[SHORT PROBLEM]: Select all lines with the string "waveform" in them, and copy those lines.

[PROVIDED DATA]:
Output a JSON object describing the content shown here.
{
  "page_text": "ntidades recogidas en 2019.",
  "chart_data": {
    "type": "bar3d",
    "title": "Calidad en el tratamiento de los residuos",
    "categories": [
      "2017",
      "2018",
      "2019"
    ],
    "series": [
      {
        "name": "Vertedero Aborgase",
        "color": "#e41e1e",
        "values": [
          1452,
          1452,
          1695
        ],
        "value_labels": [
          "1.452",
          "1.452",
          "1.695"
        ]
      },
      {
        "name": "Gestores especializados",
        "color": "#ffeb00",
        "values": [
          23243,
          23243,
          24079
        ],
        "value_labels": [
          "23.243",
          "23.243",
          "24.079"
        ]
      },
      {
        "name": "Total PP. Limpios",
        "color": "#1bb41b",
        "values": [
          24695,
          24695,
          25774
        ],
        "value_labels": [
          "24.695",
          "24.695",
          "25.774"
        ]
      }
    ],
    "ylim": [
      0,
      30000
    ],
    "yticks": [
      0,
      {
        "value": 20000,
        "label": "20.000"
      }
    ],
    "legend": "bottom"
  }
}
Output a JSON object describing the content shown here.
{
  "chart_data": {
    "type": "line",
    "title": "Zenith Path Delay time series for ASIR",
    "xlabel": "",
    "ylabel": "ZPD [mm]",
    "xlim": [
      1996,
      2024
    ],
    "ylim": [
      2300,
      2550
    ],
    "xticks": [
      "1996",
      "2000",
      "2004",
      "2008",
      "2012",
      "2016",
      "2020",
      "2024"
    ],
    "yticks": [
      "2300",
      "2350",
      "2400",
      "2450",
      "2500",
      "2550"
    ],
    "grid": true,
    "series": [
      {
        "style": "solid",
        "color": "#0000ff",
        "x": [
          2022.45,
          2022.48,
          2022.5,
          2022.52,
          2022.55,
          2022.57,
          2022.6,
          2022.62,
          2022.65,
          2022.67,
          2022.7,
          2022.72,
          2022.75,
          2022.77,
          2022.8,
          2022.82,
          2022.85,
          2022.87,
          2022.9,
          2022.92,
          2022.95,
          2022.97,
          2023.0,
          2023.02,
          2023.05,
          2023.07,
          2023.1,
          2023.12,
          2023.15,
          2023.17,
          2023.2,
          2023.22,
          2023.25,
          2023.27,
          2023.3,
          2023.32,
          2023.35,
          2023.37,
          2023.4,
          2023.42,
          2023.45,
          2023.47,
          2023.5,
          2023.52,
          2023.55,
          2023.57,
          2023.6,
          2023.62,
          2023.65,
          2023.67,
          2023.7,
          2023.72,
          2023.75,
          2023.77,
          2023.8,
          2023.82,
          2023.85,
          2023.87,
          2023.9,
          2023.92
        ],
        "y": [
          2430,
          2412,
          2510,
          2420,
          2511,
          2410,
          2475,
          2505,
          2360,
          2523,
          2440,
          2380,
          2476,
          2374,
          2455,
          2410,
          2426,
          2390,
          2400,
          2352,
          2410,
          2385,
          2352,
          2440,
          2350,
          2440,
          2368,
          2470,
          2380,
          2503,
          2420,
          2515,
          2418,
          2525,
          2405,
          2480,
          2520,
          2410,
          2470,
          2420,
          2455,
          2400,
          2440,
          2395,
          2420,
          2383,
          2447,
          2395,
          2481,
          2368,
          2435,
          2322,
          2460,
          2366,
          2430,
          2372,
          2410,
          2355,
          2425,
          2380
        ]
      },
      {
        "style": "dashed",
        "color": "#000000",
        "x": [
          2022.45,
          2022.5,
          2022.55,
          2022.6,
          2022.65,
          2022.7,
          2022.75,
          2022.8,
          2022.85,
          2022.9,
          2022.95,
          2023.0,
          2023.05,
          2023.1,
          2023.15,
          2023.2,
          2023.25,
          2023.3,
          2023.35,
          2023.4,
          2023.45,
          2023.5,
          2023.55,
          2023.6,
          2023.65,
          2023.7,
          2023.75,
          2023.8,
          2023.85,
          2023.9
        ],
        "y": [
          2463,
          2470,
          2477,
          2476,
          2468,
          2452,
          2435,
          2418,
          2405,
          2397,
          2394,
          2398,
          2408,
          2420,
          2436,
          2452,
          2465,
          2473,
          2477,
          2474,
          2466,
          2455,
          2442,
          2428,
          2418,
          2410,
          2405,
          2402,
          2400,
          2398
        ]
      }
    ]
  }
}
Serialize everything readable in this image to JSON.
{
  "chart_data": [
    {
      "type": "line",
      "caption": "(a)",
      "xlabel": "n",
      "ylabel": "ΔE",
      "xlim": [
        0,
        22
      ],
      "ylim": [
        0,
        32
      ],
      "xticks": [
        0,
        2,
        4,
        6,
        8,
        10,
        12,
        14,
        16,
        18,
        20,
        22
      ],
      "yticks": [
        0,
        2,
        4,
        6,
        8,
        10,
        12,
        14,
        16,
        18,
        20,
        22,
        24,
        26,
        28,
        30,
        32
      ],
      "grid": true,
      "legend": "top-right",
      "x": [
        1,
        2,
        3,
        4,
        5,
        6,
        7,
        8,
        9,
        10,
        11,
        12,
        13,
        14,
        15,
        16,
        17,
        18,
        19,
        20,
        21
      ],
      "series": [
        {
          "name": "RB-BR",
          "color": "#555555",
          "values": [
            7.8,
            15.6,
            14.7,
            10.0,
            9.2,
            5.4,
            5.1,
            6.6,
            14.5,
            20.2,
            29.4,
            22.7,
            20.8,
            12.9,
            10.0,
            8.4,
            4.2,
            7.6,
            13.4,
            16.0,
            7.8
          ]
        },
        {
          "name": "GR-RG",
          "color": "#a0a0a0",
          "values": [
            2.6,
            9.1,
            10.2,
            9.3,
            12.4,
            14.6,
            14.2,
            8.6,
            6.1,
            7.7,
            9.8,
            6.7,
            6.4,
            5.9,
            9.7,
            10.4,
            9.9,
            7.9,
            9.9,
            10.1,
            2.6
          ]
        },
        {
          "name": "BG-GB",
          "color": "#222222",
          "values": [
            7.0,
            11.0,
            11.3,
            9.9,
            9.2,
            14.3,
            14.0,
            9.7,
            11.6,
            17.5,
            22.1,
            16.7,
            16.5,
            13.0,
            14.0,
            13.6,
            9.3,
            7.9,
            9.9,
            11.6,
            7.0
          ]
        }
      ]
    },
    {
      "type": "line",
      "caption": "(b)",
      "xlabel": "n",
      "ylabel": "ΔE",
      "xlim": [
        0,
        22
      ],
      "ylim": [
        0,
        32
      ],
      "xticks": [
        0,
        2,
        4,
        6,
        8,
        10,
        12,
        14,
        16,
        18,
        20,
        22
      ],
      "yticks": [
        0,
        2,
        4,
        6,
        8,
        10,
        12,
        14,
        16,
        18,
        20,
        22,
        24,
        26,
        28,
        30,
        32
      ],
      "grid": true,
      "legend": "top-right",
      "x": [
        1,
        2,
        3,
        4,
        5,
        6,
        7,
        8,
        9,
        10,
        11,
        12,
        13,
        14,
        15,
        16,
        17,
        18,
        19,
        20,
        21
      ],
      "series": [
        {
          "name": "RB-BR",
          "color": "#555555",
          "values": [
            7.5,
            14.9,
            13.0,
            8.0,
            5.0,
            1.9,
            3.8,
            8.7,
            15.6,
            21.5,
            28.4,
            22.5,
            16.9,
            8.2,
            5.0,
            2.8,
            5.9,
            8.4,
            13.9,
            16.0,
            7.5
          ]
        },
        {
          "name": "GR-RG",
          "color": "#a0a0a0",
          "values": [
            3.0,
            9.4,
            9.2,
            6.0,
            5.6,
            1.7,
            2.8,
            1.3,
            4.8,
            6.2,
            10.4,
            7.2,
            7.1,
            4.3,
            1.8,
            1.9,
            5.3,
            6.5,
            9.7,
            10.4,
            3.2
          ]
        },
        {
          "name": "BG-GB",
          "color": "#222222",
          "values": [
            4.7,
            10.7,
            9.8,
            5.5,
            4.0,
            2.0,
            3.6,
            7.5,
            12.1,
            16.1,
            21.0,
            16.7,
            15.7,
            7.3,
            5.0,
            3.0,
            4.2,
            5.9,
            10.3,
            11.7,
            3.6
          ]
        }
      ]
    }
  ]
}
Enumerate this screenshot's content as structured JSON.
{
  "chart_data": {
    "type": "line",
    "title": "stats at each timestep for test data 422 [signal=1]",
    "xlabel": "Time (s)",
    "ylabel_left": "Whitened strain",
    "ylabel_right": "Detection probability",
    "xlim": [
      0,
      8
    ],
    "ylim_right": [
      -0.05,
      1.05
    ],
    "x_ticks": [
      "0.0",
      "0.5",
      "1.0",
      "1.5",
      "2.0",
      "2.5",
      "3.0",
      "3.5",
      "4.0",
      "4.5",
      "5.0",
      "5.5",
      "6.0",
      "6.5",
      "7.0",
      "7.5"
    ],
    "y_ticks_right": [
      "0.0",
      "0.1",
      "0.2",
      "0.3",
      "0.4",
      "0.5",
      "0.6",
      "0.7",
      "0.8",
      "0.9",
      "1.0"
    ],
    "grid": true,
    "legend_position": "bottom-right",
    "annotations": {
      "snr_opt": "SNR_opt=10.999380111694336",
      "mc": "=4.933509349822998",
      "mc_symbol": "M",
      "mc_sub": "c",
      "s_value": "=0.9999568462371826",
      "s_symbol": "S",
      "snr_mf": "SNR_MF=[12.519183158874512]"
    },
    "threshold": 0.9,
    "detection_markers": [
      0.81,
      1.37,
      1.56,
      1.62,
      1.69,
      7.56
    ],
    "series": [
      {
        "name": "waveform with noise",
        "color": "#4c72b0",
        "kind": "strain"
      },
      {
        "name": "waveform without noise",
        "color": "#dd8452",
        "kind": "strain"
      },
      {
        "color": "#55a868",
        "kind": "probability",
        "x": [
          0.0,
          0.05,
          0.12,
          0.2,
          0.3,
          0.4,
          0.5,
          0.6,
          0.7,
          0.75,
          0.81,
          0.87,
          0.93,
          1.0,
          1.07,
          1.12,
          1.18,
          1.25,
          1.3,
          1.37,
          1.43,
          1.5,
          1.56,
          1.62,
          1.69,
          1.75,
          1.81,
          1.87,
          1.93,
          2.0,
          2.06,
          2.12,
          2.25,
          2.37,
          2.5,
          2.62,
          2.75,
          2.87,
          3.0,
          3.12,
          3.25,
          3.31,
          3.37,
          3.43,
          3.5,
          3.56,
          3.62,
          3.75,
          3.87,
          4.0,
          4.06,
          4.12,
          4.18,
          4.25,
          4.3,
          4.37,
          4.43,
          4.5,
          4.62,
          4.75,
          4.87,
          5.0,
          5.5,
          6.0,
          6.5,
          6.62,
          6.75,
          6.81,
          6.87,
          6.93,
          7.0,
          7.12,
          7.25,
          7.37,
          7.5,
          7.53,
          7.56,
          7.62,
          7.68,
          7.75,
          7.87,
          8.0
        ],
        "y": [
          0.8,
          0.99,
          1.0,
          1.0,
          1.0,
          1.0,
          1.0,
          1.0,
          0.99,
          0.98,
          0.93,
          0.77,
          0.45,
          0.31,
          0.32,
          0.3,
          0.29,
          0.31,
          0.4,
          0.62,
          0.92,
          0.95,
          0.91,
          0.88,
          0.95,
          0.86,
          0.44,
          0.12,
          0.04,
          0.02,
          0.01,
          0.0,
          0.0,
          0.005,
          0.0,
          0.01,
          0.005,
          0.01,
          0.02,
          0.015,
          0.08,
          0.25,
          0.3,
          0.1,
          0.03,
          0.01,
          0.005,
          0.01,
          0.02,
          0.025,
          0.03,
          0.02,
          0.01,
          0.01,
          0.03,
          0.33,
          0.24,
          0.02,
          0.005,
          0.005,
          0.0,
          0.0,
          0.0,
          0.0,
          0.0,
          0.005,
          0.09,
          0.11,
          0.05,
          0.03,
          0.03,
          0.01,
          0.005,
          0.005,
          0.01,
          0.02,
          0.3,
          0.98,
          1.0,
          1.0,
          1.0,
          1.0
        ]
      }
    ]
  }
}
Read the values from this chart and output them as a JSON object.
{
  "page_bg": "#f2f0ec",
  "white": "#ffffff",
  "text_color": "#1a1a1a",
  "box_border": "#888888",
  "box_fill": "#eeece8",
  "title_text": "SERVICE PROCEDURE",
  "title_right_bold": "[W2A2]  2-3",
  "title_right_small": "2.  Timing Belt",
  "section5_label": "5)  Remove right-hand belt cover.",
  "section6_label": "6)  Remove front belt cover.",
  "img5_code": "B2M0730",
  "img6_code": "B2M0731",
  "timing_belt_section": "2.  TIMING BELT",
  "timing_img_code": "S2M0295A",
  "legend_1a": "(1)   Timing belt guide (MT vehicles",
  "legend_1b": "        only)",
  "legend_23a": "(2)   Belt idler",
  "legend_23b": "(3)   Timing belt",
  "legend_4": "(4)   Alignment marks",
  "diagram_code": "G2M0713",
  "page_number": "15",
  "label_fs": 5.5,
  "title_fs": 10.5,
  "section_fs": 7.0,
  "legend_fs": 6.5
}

[FULL SOLUTION]:
        "name": "waveform with noise",
        "name": "waveform without noise",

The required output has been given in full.